-- What you need to do --
Tell how many lines contain the word "Zone". Reply with the number only.

-- Listed records --
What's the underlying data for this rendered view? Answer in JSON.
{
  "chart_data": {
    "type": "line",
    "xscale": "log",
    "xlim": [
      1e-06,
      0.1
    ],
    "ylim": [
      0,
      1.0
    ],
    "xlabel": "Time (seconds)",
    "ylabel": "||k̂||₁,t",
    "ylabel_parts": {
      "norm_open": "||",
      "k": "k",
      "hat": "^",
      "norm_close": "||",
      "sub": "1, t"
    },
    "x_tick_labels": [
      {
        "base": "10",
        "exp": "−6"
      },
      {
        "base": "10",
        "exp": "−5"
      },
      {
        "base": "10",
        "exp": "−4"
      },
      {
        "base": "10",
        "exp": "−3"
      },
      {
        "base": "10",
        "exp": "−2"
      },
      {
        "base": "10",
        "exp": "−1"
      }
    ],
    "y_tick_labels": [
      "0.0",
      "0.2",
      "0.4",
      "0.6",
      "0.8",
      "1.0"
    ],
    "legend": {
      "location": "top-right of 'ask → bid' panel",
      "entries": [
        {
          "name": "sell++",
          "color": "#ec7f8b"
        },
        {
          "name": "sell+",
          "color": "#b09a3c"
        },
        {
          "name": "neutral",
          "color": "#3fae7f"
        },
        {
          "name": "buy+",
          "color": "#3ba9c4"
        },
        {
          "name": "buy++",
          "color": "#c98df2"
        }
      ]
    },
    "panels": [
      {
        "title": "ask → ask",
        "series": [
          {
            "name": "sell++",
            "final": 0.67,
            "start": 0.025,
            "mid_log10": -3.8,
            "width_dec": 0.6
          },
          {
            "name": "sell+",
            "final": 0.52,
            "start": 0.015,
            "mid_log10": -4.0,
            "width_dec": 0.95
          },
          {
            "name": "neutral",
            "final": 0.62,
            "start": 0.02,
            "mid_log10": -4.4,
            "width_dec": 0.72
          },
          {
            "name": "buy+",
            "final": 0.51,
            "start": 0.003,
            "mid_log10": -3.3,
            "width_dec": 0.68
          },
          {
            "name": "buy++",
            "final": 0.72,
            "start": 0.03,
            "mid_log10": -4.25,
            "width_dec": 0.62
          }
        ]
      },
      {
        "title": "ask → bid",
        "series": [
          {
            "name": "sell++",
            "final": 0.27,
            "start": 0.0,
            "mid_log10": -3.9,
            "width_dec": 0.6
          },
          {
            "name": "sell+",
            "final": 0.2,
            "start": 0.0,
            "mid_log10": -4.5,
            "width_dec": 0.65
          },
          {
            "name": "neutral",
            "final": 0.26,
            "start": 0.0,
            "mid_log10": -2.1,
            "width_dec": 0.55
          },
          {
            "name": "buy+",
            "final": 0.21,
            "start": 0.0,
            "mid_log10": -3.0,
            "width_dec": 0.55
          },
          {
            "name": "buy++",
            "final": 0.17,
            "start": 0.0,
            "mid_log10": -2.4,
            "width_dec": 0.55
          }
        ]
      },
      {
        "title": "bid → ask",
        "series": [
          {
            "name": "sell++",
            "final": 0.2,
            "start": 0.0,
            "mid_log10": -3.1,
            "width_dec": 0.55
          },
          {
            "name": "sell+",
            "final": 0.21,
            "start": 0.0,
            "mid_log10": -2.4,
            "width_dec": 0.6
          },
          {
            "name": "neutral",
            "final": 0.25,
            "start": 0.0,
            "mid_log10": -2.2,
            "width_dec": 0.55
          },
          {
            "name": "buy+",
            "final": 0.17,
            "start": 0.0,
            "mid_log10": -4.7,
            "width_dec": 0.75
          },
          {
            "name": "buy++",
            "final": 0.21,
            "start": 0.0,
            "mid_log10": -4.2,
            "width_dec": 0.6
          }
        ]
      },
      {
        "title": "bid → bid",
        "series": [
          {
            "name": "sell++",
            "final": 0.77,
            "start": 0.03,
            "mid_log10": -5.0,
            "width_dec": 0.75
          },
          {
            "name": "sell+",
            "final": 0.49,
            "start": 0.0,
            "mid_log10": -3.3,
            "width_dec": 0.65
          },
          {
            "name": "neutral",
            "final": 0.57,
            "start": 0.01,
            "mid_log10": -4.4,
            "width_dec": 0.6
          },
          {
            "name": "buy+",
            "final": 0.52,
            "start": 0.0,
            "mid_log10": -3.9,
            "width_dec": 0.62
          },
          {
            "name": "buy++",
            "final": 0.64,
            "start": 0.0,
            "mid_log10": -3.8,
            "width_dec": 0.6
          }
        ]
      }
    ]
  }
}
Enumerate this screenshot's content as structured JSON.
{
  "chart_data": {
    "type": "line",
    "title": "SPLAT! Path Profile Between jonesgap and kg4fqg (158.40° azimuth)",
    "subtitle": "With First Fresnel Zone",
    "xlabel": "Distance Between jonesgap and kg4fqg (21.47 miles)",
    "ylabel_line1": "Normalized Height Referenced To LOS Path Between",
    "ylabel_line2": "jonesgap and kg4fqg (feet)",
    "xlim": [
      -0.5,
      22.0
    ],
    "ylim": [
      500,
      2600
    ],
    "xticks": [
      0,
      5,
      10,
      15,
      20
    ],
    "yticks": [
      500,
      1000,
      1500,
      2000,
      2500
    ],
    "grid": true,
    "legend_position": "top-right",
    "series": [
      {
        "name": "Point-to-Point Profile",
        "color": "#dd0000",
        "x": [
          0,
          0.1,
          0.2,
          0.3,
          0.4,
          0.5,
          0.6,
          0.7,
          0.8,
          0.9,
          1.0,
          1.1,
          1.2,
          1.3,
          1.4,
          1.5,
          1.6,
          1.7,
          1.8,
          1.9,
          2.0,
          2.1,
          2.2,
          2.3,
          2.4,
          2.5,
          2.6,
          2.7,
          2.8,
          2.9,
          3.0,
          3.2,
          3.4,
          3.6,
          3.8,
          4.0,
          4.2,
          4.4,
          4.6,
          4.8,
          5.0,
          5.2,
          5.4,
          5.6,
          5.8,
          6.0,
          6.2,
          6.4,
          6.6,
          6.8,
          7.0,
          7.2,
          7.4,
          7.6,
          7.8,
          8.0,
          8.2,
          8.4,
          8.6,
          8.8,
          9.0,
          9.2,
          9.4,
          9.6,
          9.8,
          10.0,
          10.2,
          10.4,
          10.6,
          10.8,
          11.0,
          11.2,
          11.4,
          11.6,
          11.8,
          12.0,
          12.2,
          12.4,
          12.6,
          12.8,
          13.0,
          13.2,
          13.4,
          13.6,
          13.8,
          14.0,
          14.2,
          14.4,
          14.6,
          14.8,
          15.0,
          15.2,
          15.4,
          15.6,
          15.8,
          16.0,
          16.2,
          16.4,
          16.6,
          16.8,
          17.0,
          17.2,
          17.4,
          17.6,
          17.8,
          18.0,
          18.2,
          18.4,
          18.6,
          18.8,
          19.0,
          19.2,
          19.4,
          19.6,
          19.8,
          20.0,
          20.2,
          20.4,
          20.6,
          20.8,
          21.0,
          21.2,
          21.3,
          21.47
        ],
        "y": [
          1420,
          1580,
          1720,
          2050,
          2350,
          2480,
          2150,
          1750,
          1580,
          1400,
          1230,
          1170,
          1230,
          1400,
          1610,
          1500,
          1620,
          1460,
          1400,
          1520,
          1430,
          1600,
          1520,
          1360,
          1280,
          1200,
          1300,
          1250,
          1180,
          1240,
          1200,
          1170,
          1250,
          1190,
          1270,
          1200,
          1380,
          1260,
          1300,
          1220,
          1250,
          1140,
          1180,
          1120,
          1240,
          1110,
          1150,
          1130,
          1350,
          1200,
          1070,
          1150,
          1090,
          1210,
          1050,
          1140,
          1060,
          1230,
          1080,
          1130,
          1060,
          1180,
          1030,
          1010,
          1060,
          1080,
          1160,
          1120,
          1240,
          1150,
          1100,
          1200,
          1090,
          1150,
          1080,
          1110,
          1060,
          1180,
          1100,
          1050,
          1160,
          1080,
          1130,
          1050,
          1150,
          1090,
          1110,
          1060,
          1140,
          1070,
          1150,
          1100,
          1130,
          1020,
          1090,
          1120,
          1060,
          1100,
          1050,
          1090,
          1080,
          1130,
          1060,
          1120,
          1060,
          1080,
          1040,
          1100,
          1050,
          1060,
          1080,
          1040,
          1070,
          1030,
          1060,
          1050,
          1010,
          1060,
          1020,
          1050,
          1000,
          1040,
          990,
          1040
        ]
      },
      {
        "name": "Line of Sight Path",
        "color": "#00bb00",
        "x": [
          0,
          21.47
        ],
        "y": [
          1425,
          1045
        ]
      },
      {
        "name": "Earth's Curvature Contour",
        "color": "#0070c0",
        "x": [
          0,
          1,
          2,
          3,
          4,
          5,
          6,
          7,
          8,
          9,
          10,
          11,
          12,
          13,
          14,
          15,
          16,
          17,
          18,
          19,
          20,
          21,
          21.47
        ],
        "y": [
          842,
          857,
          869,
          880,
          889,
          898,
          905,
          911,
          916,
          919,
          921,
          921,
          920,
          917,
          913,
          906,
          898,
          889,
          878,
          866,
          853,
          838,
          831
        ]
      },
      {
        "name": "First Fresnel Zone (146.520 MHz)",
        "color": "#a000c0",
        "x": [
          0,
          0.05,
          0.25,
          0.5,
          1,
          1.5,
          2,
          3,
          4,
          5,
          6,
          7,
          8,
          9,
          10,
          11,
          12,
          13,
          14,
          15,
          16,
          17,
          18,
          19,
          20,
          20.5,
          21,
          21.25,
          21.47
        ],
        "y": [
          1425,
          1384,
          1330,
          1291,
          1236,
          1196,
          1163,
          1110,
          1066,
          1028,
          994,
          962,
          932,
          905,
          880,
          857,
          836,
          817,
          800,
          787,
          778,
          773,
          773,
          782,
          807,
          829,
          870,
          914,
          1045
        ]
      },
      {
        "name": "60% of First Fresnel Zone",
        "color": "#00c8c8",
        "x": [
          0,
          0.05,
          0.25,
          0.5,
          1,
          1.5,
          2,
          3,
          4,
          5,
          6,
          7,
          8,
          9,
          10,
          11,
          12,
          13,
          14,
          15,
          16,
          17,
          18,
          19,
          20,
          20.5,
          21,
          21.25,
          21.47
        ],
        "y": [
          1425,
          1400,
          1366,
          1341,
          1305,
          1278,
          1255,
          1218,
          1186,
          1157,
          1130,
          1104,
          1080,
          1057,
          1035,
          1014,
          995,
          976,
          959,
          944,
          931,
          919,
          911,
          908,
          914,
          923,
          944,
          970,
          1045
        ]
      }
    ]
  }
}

-- Answer for the task --
3